Provided records:
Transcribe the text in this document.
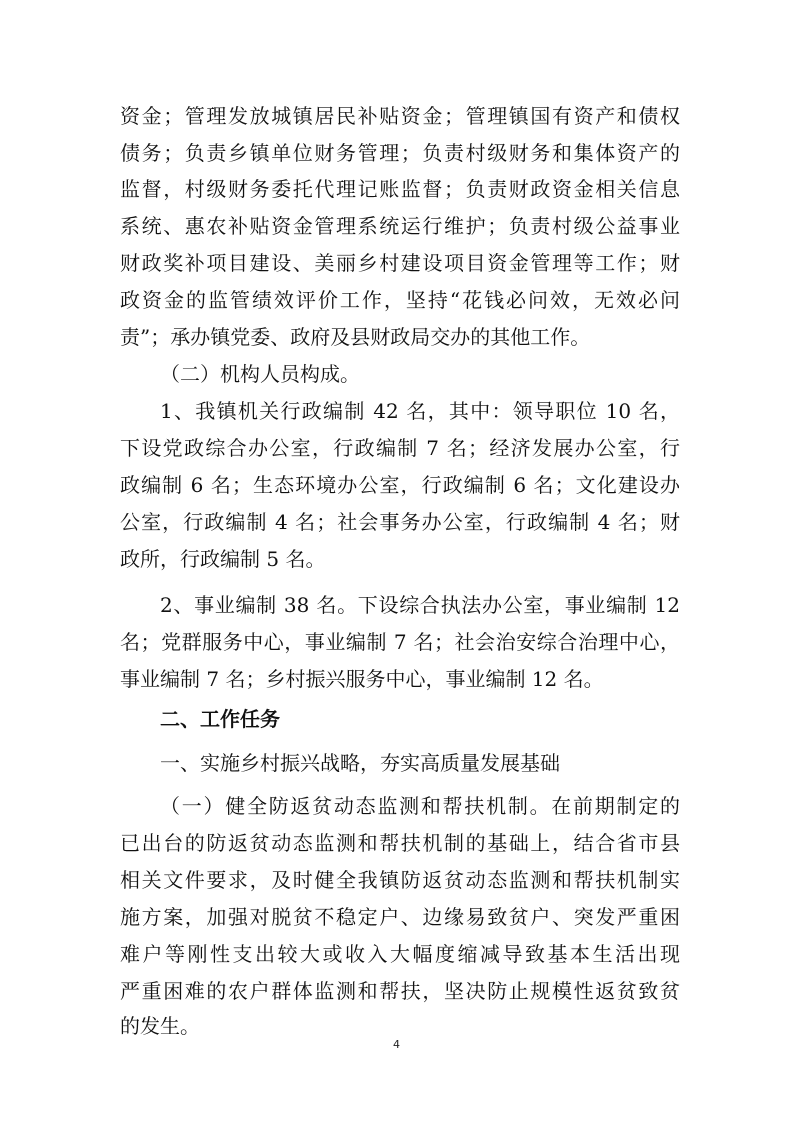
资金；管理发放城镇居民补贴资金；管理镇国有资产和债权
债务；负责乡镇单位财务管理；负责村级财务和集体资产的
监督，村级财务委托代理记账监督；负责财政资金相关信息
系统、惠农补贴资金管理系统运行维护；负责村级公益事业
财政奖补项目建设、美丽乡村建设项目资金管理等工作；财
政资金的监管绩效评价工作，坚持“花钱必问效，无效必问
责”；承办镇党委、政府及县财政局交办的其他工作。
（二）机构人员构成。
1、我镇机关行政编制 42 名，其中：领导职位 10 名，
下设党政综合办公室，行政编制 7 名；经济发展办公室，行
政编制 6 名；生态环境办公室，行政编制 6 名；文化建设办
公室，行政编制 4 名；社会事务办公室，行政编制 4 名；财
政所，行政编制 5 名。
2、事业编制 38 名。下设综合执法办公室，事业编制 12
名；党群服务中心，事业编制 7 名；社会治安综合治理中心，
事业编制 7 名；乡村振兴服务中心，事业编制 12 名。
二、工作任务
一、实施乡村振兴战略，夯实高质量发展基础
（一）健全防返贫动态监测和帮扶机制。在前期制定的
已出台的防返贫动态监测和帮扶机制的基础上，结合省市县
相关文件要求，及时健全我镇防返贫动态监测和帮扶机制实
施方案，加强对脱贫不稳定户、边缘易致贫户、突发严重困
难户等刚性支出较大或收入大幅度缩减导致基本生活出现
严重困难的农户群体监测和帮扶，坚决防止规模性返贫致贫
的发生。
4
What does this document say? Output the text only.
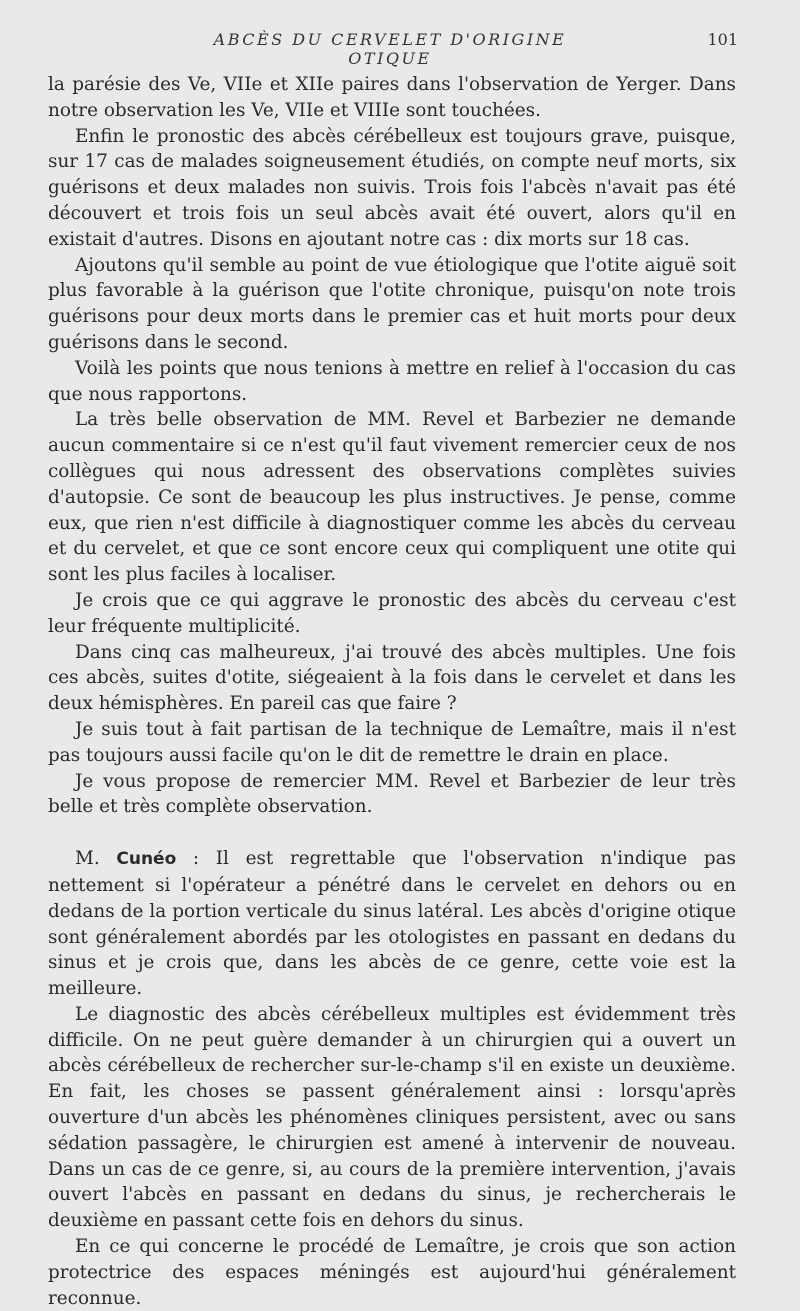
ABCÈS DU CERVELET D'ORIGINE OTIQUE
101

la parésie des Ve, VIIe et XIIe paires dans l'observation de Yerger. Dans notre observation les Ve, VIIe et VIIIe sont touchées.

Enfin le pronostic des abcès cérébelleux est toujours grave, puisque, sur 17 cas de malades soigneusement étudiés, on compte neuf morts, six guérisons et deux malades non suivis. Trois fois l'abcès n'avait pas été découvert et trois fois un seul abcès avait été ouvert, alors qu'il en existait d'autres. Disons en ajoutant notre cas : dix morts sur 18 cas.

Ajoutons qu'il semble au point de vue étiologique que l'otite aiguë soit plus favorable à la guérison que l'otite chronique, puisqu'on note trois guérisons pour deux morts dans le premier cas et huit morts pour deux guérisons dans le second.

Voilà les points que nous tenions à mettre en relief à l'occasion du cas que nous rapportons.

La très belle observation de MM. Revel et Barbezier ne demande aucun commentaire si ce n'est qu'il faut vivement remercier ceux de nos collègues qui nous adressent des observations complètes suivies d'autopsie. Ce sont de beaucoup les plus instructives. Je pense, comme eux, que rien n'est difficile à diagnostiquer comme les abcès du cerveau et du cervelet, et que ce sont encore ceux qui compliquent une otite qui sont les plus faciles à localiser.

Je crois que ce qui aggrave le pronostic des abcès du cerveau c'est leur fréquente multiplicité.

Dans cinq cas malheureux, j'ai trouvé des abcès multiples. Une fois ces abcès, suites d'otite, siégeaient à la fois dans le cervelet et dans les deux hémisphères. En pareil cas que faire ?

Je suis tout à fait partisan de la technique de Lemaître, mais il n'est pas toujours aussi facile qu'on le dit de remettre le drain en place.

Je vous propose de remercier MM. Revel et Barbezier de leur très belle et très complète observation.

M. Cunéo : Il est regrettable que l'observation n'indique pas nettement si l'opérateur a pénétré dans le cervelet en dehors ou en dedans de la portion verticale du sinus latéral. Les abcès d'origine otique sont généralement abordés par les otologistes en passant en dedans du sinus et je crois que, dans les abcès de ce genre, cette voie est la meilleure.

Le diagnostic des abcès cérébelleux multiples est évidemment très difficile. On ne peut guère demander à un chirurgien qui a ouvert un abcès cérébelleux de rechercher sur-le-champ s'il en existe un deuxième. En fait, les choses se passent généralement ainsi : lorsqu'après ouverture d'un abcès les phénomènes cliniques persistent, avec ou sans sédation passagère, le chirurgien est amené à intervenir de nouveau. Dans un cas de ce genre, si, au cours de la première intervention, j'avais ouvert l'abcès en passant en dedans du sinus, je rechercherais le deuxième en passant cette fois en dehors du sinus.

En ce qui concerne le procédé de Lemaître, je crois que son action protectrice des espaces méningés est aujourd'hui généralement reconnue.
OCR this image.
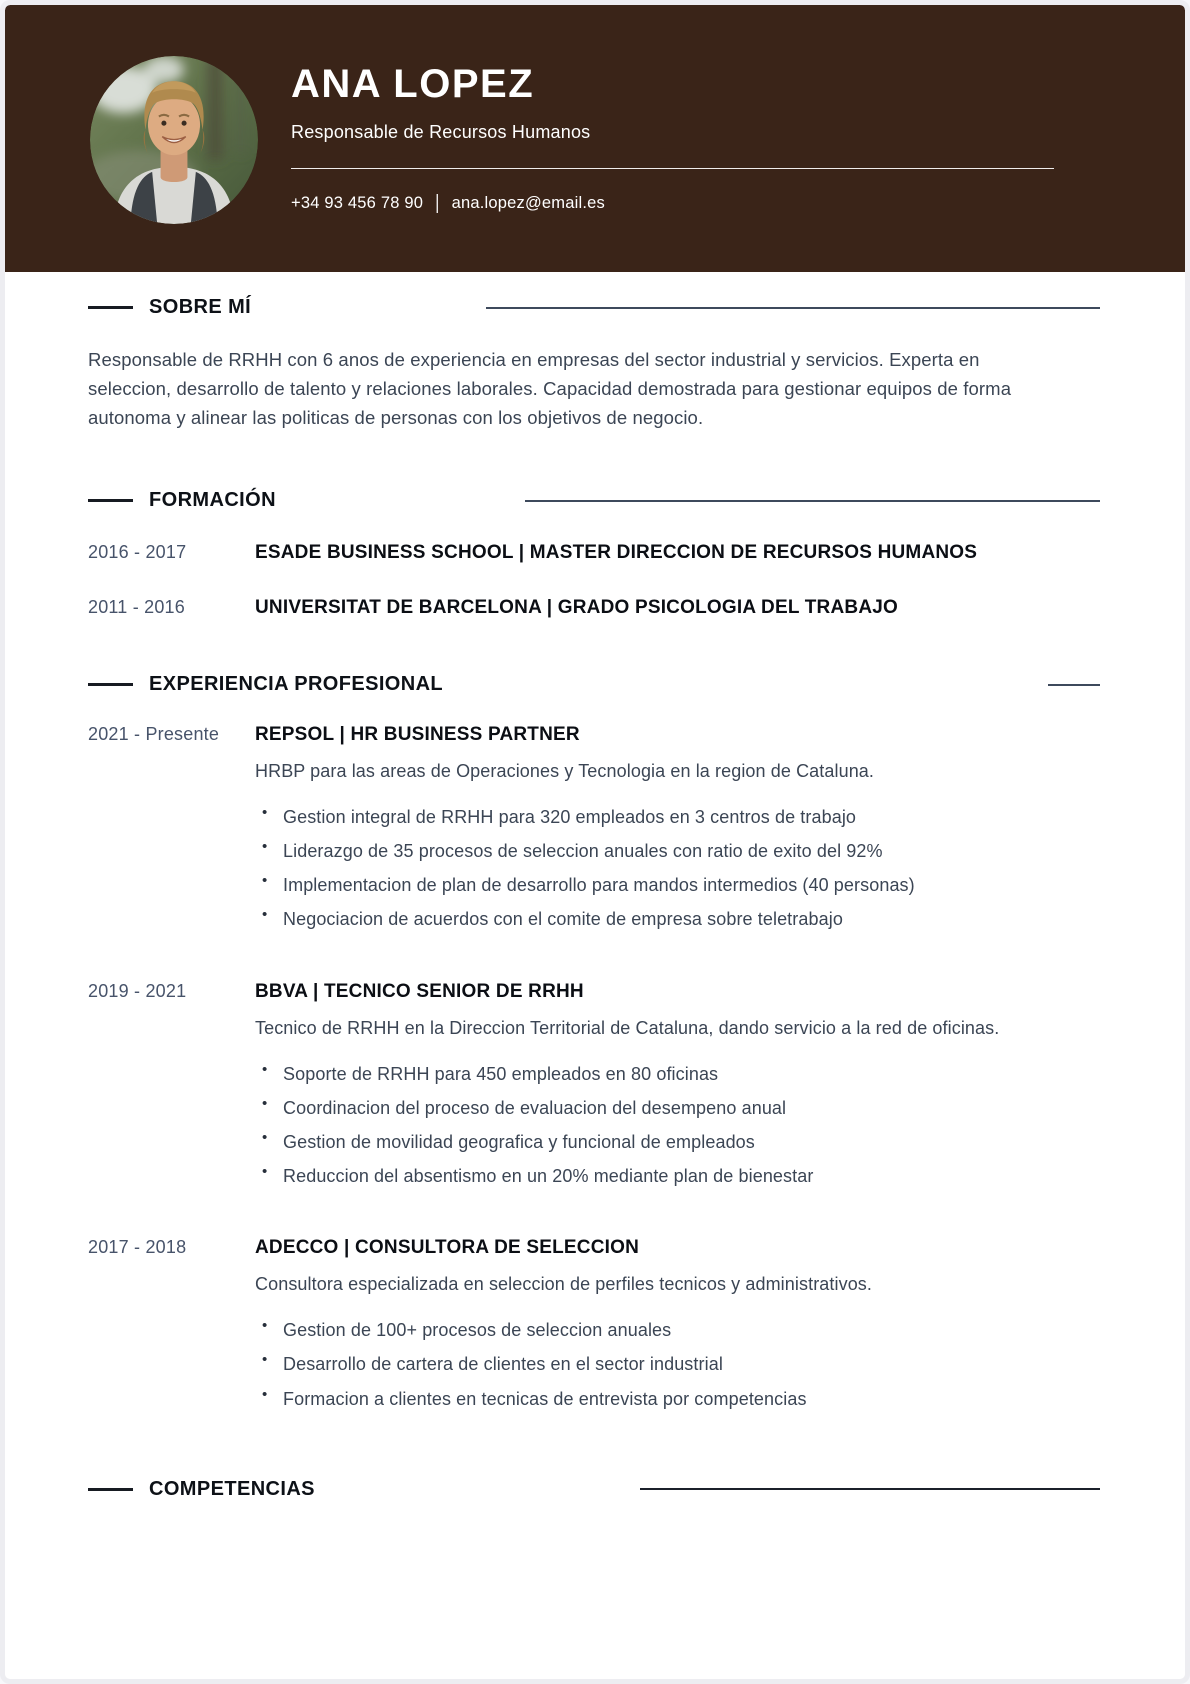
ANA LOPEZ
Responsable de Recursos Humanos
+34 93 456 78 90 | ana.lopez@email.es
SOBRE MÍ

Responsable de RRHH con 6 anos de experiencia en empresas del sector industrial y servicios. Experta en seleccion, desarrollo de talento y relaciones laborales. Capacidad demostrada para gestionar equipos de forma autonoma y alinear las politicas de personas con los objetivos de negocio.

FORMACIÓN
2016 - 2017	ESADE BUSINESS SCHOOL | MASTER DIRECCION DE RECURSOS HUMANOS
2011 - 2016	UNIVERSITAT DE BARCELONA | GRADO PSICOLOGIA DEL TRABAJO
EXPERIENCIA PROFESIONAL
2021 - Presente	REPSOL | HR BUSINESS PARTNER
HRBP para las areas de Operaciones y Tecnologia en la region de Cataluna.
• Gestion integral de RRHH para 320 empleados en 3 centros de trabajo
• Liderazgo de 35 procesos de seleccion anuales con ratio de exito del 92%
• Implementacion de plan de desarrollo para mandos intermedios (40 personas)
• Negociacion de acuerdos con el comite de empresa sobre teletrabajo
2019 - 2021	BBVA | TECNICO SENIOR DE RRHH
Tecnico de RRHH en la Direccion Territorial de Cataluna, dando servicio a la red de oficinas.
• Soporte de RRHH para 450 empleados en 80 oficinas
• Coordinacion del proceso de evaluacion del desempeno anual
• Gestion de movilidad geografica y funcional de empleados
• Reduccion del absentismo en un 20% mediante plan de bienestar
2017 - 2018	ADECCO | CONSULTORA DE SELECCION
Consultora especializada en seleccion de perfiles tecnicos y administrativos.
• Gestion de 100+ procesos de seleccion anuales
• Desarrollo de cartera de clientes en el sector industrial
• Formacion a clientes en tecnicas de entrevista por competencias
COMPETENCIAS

Given request: Without the pictures, write out the whole listing above exactly as it appears.

In response:
Transcribe the text in this document.
资金；管理发放城镇居民补贴资金；管理镇国有资产和债权
债务；负责乡镇单位财务管理；负责村级财务和集体资产的
监督，村级财务委托代理记账监督；负责财政资金相关信息
系统、惠农补贴资金管理系统运行维护；负责村级公益事业
财政奖补项目建设、美丽乡村建设项目资金管理等工作；财
政资金的监管绩效评价工作，坚持“花钱必问效，无效必问
责”；承办镇党委、政府及县财政局交办的其他工作。
（二）机构人员构成。
1、我镇机关行政编制 42 名，其中：领导职位 10 名，
下设党政综合办公室，行政编制 7 名；经济发展办公室，行
政编制 6 名；生态环境办公室，行政编制 6 名；文化建设办
公室，行政编制 4 名；社会事务办公室，行政编制 4 名；财
政所，行政编制 5 名。
2、事业编制 38 名。下设综合执法办公室，事业编制 12
名；党群服务中心，事业编制 7 名；社会治安综合治理中心，
事业编制 7 名；乡村振兴服务中心，事业编制 12 名。
二、工作任务
一、实施乡村振兴战略，夯实高质量发展基础
（一）健全防返贫动态监测和帮扶机制。在前期制定的
已出台的防返贫动态监测和帮扶机制的基础上，结合省市县
相关文件要求，及时健全我镇防返贫动态监测和帮扶机制实
施方案，加强对脱贫不稳定户、边缘易致贫户、突发严重困
难户等刚性支出较大或收入大幅度缩减导致基本生活出现
严重困难的农户群体监测和帮扶，坚决防止规模性返贫致贫
的发生。
4
What does this document say? Output the text only.
ABCÈS DU CERVELET D'ORIGINE OTIQUE
101

la parésie des Ve, VIIe et XIIe paires dans l'observation de Yerger. Dans notre observation les Ve, VIIe et VIIIe sont touchées.

Enfin le pronostic des abcès cérébelleux est toujours grave, puisque, sur 17 cas de malades soigneusement étudiés, on compte neuf morts, six guérisons et deux malades non suivis. Trois fois l'abcès n'avait pas été découvert et trois fois un seul abcès avait été ouvert, alors qu'il en existait d'autres. Disons en ajoutant notre cas : dix morts sur 18 cas.

Ajoutons qu'il semble au point de vue étiologique que l'otite aiguë soit plus favorable à la guérison que l'otite chronique, puisqu'on note trois guérisons pour deux morts dans le premier cas et huit morts pour deux guérisons dans le second.

Voilà les points que nous tenions à mettre en relief à l'occasion du cas que nous rapportons.

La très belle observation de MM. Revel et Barbezier ne demande aucun commentaire si ce n'est qu'il faut vivement remercier ceux de nos collègues qui nous adressent des observations complètes suivies d'autopsie. Ce sont de beaucoup les plus instructives. Je pense, comme eux, que rien n'est difficile à diagnostiquer comme les abcès du cerveau et du cervelet, et que ce sont encore ceux qui compliquent une otite qui sont les plus faciles à localiser.

Je crois que ce qui aggrave le pronostic des abcès du cerveau c'est leur fréquente multiplicité.

Dans cinq cas malheureux, j'ai trouvé des abcès multiples. Une fois ces abcès, suites d'otite, siégeaient à la fois dans le cervelet et dans les deux hémisphères. En pareil cas que faire ?

Je suis tout à fait partisan de la technique de Lemaître, mais il n'est pas toujours aussi facile qu'on le dit de remettre le drain en place.

Je vous propose de remercier MM. Revel et Barbezier de leur très belle et très complète observation.

M. Cunéo : Il est regrettable que l'observation n'indique pas nettement si l'opérateur a pénétré dans le cervelet en dehors ou en dedans de la portion verticale du sinus latéral. Les abcès d'origine otique sont généralement abordés par les otologistes en passant en dedans du sinus et je crois que, dans les abcès de ce genre, cette voie est la meilleure.

Le diagnostic des abcès cérébelleux multiples est évidemment très difficile. On ne peut guère demander à un chirurgien qui a ouvert un abcès cérébelleux de rechercher sur-le-champ s'il en existe un deuxième. En fait, les choses se passent généralement ainsi : lorsqu'après ouverture d'un abcès les phénomènes cliniques persistent, avec ou sans sédation passagère, le chirurgien est amené à intervenir de nouveau. Dans un cas de ce genre, si, au cours de la première intervention, j'avais ouvert l'abcès en passant en dedans du sinus, je rechercherais le deuxième en passant cette fois en dehors du sinus.

En ce qui concerne le procédé de Lemaître, je crois que son action protectrice des espaces méningés est aujourd'hui généralement reconnue.
OCR this image.
ANA LOPEZ
Responsable de Recursos Humanos
+34 93 456 78 90 | ana.lopez@email.es
SOBRE MÍ

Responsable de RRHH con 6 anos de experiencia en empresas del sector industrial y servicios. Experta en seleccion, desarrollo de talento y relaciones laborales. Capacidad demostrada para gestionar equipos de forma autonoma y alinear las politicas de personas con los objetivos de negocio.

FORMACIÓN
2016 - 2017	ESADE BUSINESS SCHOOL | MASTER DIRECCION DE RECURSOS HUMANOS
2011 - 2016	UNIVERSITAT DE BARCELONA | GRADO PSICOLOGIA DEL TRABAJO
EXPERIENCIA PROFESIONAL
2021 - Presente	REPSOL | HR BUSINESS PARTNER
HRBP para las areas de Operaciones y Tecnologia en la region de Cataluna.
• Gestion integral de RRHH para 320 empleados en 3 centros de trabajo
• Liderazgo de 35 procesos de seleccion anuales con ratio de exito del 92%
• Implementacion de plan de desarrollo para mandos intermedios (40 personas)
• Negociacion de acuerdos con el comite de empresa sobre teletrabajo
2019 - 2021	BBVA | TECNICO SENIOR DE RRHH
Tecnico de RRHH en la Direccion Territorial de Cataluna, dando servicio a la red de oficinas.
• Soporte de RRHH para 450 empleados en 80 oficinas
• Coordinacion del proceso de evaluacion del desempeno anual
• Gestion de movilidad geografica y funcional de empleados
• Reduccion del absentismo en un 20% mediante plan de bienestar
2017 - 2018	ADECCO | CONSULTORA DE SELECCION
Consultora especializada en seleccion de perfiles tecnicos y administrativos.
• Gestion de 100+ procesos de seleccion anuales
• Desarrollo de cartera de clientes en el sector industrial
• Formacion a clientes en tecnicas de entrevista por competencias
COMPETENCIAS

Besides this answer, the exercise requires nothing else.